[BEGIN]
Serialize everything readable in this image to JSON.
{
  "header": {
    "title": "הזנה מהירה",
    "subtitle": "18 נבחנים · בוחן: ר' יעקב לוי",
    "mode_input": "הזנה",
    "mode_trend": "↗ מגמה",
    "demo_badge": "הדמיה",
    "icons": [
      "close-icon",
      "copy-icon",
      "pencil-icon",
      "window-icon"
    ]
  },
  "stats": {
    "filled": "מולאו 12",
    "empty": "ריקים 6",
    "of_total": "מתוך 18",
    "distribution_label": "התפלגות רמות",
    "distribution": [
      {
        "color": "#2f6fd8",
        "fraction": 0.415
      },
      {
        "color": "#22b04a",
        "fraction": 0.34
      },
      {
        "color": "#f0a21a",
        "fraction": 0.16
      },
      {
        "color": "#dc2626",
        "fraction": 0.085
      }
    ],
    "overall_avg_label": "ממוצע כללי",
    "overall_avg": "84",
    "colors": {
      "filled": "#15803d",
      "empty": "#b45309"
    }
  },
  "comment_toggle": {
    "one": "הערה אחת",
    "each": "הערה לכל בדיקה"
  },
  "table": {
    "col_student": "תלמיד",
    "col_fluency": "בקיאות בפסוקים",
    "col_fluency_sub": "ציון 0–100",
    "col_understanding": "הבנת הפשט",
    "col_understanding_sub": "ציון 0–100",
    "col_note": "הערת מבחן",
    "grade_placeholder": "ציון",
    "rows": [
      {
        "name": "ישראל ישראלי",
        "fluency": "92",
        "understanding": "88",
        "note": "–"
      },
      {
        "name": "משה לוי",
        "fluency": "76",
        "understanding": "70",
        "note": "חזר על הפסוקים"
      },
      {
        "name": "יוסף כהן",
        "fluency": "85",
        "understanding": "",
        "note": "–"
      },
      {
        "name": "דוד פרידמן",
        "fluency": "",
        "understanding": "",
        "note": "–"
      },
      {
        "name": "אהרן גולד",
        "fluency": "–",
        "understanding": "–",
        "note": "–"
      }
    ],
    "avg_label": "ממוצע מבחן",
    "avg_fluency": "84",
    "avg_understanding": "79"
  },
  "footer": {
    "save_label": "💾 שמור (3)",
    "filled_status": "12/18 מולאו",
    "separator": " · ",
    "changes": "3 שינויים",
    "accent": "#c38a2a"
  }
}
[END]
GOAL OF THE EXERCISE
The records above are to be copied in full, exactly as written.

THE RESPONSE
Serialize everything readable in this image to JSON.
{
  "header": {
    "title": "הזנה מהירה",
    "subtitle": "18 נבחנים · בוחן: ר' יעקב לוי",
    "mode_input": "הזנה",
    "mode_trend": "↗ מגמה",
    "demo_badge": "הדמיה",
    "icons": [
      "close-icon",
      "copy-icon",
      "pencil-icon",
      "window-icon"
    ]
  },
  "stats": {
    "filled": "מולאו 12",
    "empty": "ריקים 6",
    "of_total": "מתוך 18",
    "distribution_label": "התפלגות רמות",
    "distribution": [
      {
        "color": "#2f6fd8",
        "fraction": 0.415
      },
      {
        "color": "#22b04a",
        "fraction": 0.34
      },
      {
        "color": "#f0a21a",
        "fraction": 0.16
      },
      {
        "color": "#dc2626",
        "fraction": 0.085
      }
    ],
    "overall_avg_label": "ממוצע כללי",
    "overall_avg": "84",
    "colors": {
      "filled": "#15803d",
      "empty": "#b45309"
    }
  },
  "comment_toggle": {
    "one": "הערה אחת",
    "each": "הערה לכל בדיקה"
  },
  "table": {
    "col_student": "תלמיד",
    "col_fluency": "בקיאות בפסוקים",
    "col_fluency_sub": "ציון 0–100",
    "col_understanding": "הבנת הפשט",
    "col_understanding_sub": "ציון 0–100",
    "col_note": "הערת מבחן",
    "grade_placeholder": "ציון",
    "rows": [
      {
        "name": "ישראל ישראלי",
        "fluency": "92",
        "understanding": "88",
        "note": "–"
      },
      {
        "name": "משה לוי",
        "fluency": "76",
        "understanding": "70",
        "note": "חזר על הפסוקים"
      },
      {
        "name": "יוסף כהן",
        "fluency": "85",
        "understanding": "",
        "note": "–"
      },
      {
        "name": "דוד פרידמן",
        "fluency": "",
        "understanding": "",
        "note": "–"
      },
      {
        "name": "אהרן גולד",
        "fluency": "–",
        "understanding": "–",
        "note": "–"
      }
    ],
    "avg_label": "ממוצע מבחן",
    "avg_fluency": "84",
    "avg_understanding": "79"
  },
  "footer": {
    "save_label": "💾 שמור (3)",
    "filled_status": "12/18 מולאו",
    "separator": " · ",
    "changes": "3 שינויים",
    "accent": "#c38a2a"
  }
}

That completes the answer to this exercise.